Collection entries:
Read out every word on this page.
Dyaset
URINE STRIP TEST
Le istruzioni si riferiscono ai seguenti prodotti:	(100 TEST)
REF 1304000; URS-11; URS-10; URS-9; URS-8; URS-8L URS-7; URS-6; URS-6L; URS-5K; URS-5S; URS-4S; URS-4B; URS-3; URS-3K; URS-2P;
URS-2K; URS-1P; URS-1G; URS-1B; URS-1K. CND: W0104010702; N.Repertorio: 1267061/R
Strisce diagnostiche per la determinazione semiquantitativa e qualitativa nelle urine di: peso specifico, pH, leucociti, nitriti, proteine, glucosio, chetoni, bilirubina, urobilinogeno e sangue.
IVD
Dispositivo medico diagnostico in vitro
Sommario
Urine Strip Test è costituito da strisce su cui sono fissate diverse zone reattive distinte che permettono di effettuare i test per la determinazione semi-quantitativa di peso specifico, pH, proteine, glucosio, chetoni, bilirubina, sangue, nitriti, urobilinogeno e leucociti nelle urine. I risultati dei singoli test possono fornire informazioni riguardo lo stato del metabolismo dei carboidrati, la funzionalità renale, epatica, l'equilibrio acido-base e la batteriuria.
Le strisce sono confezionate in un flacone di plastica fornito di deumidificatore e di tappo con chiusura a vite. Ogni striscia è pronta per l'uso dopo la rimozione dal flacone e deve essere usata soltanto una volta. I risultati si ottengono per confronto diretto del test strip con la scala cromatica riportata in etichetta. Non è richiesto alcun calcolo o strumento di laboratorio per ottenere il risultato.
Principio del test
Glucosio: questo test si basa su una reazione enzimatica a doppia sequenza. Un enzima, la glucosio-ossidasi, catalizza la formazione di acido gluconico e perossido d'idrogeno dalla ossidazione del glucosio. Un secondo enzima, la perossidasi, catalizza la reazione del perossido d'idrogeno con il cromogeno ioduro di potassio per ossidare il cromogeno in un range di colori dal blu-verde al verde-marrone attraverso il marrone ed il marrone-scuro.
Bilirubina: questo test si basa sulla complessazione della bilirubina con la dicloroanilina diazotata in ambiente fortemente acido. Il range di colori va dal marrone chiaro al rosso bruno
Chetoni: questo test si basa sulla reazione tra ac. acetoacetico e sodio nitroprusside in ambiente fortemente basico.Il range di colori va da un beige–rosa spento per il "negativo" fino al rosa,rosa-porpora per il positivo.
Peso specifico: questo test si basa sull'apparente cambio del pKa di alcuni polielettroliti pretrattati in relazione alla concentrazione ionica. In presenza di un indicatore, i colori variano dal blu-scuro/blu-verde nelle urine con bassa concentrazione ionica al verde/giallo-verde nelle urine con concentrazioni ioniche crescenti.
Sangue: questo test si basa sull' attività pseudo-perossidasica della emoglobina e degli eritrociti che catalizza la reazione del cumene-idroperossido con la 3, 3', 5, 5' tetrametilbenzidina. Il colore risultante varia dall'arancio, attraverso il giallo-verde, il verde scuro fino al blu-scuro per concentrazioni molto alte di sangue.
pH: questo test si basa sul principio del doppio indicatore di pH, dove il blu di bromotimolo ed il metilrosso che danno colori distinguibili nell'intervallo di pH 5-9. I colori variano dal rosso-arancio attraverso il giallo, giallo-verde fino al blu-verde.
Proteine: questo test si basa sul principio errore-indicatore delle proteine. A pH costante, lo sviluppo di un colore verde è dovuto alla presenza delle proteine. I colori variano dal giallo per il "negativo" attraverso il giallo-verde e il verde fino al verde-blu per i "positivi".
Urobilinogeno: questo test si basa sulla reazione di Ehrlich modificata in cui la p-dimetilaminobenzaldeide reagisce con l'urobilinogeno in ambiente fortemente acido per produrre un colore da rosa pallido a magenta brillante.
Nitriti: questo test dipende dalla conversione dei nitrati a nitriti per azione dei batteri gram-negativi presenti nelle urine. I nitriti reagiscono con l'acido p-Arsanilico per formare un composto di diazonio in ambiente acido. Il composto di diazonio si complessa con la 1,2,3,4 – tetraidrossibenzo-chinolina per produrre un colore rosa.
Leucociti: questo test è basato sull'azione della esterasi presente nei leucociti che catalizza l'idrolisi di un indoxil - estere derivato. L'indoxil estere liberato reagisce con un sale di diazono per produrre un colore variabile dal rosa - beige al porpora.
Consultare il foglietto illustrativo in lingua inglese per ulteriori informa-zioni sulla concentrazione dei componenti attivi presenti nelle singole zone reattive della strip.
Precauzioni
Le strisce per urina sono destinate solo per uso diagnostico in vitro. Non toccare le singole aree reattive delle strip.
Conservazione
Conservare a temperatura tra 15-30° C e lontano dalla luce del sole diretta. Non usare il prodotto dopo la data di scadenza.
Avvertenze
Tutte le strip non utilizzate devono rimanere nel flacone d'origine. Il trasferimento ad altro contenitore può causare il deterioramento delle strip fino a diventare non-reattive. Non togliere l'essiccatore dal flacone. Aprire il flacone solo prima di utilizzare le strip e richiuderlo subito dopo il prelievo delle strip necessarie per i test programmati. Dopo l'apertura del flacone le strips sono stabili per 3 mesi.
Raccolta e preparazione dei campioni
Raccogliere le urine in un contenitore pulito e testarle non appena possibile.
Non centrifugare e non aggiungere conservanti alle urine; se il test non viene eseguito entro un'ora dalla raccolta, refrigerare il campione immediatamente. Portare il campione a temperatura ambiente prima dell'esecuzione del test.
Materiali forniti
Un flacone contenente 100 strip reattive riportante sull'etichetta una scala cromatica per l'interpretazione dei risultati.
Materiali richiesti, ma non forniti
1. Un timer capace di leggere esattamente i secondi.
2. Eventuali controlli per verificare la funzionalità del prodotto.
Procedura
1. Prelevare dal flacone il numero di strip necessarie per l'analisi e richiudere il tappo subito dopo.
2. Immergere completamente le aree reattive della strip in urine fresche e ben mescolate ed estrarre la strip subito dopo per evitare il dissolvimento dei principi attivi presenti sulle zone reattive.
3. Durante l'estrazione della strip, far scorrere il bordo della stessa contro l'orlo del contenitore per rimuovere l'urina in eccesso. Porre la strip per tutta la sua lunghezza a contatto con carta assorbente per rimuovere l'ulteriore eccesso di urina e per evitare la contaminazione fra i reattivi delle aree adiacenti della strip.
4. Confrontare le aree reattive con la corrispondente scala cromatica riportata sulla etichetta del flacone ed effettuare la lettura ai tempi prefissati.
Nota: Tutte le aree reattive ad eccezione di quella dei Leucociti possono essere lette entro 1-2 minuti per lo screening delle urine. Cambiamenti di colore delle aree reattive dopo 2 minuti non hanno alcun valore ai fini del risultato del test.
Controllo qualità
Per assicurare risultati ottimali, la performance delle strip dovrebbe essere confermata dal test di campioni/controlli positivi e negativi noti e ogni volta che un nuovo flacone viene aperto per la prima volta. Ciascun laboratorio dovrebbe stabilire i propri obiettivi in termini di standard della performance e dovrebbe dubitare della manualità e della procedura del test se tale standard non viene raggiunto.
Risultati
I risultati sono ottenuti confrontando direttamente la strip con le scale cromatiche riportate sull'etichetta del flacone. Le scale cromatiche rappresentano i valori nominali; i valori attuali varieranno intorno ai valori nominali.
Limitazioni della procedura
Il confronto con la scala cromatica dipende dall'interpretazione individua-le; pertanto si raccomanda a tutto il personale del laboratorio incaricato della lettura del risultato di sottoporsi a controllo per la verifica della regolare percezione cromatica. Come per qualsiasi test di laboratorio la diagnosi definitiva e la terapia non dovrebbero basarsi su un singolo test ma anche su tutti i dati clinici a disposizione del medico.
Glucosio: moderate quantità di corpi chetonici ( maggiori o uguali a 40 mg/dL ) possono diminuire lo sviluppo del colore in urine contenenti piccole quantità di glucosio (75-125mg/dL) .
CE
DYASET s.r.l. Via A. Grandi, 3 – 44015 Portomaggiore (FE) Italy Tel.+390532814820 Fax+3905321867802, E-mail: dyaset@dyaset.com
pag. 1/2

■ **WHAT TO WORK ON**: Return each line of the data above that includes the word "acido".

■ **ANSWER BELOW**:
Urine Strip Test è costituito da strisce su cui sono fissate diverse zone reattive distinte che permettono di effettuare i test per la determinazione semi-quantitativa di peso specifico, pH, proteine, glucosio, chetoni, bilirubina, sangue, nitriti, urobilinogeno e leucociti nelle urine. I risultati dei singoli test possono fornire informazioni riguardo lo stato del metabolismo dei carboidrati, la funzionalità renale, epatica, l'equilibrio acido-base e la batteriuria.
Glucosio: questo test si basa su una reazione enzimatica a doppia sequenza. Un enzima, la glucosio-ossidasi, catalizza la formazione di acido gluconico e perossido d'idrogeno dalla ossidazione del glucosio. Un secondo enzima, la perossidasi, catalizza la reazione del perossido d'idrogeno con il cromogeno ioduro di potassio per ossidare il cromogeno in un range di colori dal blu-verde al verde-marrone attraverso il marrone ed il marrone-scuro.
Bilirubina: questo test si basa sulla complessazione della bilirubina con la dicloroanilina diazotata in ambiente fortemente acido. Il range di colori va dal marrone chiaro al rosso bruno
Urobilinogeno: questo test si basa sulla reazione di Ehrlich modificata in cui la p-dimetilaminobenzaldeide reagisce con l'urobilinogeno in ambiente fortemente acido per produrre un colore da rosa pallido a magenta brillante.
Nitriti: questo test dipende dalla conversione dei nitrati a nitriti per azione dei batteri gram-negativi presenti nelle urine. I nitriti reagiscono con l'acido p-Arsanilico per formare un composto di diazonio in ambiente acido. Il composto di diazonio si complessa con la 1,2,3,4 – tetraidrossibenzo-chinolina per produrre un colore rosa.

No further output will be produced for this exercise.